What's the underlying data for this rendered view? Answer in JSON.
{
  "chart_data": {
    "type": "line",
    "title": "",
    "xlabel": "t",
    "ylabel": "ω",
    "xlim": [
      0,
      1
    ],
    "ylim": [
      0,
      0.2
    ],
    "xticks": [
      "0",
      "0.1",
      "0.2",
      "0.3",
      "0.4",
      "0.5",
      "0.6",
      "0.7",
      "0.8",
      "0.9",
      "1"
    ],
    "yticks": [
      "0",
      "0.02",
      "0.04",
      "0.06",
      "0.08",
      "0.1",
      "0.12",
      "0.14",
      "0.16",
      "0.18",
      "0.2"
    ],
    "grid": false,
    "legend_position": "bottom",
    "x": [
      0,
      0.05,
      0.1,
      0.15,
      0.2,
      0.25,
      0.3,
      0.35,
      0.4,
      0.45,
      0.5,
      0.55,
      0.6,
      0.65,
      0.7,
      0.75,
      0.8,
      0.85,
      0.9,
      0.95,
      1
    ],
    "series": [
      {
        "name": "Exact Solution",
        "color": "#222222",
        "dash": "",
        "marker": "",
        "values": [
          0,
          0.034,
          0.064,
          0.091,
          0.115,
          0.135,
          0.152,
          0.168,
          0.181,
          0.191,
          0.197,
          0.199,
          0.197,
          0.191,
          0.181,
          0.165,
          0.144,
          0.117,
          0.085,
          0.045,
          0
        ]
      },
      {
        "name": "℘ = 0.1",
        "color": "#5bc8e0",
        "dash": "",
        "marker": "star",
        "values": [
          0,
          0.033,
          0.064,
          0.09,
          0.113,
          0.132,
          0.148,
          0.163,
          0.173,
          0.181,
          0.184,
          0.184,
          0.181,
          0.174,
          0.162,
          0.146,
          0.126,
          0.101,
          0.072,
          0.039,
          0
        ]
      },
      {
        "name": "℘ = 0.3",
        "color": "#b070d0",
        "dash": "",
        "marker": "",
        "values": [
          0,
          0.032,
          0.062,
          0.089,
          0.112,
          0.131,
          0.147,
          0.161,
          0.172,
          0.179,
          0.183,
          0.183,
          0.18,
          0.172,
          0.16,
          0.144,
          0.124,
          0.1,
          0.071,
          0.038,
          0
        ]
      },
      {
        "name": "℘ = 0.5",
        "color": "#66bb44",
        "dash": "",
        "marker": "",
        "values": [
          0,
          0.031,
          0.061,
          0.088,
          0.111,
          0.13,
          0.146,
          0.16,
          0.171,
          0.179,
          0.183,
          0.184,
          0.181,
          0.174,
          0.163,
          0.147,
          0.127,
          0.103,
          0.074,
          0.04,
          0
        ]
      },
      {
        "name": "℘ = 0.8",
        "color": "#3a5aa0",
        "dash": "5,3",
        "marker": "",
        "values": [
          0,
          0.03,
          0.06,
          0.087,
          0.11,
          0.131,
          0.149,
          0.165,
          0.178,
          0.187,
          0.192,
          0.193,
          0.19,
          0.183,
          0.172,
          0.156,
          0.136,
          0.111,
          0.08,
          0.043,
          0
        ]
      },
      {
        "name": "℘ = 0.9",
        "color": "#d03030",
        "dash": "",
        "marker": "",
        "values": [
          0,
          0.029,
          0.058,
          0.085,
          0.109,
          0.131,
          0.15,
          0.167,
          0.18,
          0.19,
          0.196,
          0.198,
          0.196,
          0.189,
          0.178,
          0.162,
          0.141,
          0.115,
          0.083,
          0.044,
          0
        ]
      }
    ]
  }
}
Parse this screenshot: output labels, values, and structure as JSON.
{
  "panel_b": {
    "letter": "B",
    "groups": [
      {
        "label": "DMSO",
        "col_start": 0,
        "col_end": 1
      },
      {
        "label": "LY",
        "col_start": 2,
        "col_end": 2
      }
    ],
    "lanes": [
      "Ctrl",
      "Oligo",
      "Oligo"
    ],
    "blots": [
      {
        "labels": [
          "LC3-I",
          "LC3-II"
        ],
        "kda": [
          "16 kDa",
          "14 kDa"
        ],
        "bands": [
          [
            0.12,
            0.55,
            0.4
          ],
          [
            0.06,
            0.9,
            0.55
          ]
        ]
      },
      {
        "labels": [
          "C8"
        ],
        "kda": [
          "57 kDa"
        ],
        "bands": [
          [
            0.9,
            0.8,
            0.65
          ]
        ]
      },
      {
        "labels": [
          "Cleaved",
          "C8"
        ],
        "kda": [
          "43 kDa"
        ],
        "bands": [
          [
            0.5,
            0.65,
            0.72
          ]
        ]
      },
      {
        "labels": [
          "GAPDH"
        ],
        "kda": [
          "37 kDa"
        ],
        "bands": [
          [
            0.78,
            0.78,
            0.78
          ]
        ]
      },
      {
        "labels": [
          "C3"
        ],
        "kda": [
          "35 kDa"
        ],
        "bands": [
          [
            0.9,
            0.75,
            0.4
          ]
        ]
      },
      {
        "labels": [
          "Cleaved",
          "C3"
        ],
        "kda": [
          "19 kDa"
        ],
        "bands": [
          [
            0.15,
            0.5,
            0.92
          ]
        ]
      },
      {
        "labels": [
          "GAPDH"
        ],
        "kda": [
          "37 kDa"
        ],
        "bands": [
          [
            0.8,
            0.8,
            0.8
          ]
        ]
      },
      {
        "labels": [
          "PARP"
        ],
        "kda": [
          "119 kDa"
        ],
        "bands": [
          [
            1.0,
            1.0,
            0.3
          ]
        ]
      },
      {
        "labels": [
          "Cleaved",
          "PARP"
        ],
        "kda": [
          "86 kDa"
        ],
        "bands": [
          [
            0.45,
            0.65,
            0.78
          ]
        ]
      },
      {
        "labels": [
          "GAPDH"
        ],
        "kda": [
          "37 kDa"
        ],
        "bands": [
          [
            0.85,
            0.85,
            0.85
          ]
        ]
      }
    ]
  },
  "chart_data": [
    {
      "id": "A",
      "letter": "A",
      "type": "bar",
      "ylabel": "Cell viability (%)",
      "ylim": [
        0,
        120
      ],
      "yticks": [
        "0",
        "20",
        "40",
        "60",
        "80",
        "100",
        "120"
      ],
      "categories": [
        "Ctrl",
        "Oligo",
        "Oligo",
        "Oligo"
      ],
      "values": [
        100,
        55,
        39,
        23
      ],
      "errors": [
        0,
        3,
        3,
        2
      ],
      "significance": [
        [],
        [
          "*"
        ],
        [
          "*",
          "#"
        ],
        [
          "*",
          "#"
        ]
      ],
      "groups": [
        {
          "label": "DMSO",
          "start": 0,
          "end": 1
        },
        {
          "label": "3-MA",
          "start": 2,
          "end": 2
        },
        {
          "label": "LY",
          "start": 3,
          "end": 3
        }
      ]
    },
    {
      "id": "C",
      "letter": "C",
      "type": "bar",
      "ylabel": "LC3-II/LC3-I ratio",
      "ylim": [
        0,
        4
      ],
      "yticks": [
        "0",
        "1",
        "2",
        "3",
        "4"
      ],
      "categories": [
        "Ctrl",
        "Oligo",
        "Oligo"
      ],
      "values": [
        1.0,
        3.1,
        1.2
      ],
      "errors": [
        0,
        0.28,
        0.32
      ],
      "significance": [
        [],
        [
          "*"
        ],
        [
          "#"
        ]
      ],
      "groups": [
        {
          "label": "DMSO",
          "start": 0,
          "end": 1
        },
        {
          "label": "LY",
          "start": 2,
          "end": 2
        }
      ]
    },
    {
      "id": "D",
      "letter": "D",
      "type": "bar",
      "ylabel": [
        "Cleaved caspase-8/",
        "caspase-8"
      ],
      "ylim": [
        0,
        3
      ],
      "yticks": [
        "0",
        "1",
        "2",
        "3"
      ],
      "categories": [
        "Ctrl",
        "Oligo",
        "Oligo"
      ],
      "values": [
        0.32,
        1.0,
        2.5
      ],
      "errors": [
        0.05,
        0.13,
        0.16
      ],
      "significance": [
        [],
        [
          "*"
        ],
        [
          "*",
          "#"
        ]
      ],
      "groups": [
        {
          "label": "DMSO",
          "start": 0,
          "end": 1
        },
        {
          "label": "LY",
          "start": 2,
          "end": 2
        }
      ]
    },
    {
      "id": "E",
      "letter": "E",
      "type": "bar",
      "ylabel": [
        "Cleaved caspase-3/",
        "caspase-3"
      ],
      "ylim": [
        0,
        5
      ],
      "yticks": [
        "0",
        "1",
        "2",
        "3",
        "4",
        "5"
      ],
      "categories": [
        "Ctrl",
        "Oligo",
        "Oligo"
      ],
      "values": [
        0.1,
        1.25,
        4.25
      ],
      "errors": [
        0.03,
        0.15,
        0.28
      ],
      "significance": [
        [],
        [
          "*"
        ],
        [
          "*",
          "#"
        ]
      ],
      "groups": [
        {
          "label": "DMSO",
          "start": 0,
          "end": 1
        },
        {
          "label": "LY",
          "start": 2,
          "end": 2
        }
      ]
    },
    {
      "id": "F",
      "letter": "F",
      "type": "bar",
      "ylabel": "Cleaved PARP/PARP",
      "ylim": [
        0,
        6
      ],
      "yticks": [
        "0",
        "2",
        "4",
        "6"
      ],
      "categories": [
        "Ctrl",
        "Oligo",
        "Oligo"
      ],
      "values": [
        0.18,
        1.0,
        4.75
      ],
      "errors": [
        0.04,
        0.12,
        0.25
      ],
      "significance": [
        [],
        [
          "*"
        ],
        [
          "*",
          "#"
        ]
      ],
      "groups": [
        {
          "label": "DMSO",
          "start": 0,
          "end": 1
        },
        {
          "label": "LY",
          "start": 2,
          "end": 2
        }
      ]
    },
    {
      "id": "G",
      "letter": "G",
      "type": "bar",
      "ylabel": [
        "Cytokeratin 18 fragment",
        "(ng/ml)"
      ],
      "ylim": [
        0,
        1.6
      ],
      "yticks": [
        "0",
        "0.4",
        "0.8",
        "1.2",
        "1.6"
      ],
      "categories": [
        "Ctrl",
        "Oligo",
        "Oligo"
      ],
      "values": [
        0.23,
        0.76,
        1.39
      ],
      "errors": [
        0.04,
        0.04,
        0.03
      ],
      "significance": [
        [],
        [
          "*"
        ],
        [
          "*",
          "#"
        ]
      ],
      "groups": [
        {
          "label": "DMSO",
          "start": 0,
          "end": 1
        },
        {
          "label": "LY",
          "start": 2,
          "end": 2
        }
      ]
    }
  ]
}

[What is needed] Wherever a line in the data above holds "name", copy that line.

[Solution to the problem]
        "name": "Exact Solution",
        "name": "℘ = 0.1",
        "name": "℘ = 0.3",
        "name": "℘ = 0.5",
        "name": "℘ = 0.8",
        "name": "℘ = 0.9",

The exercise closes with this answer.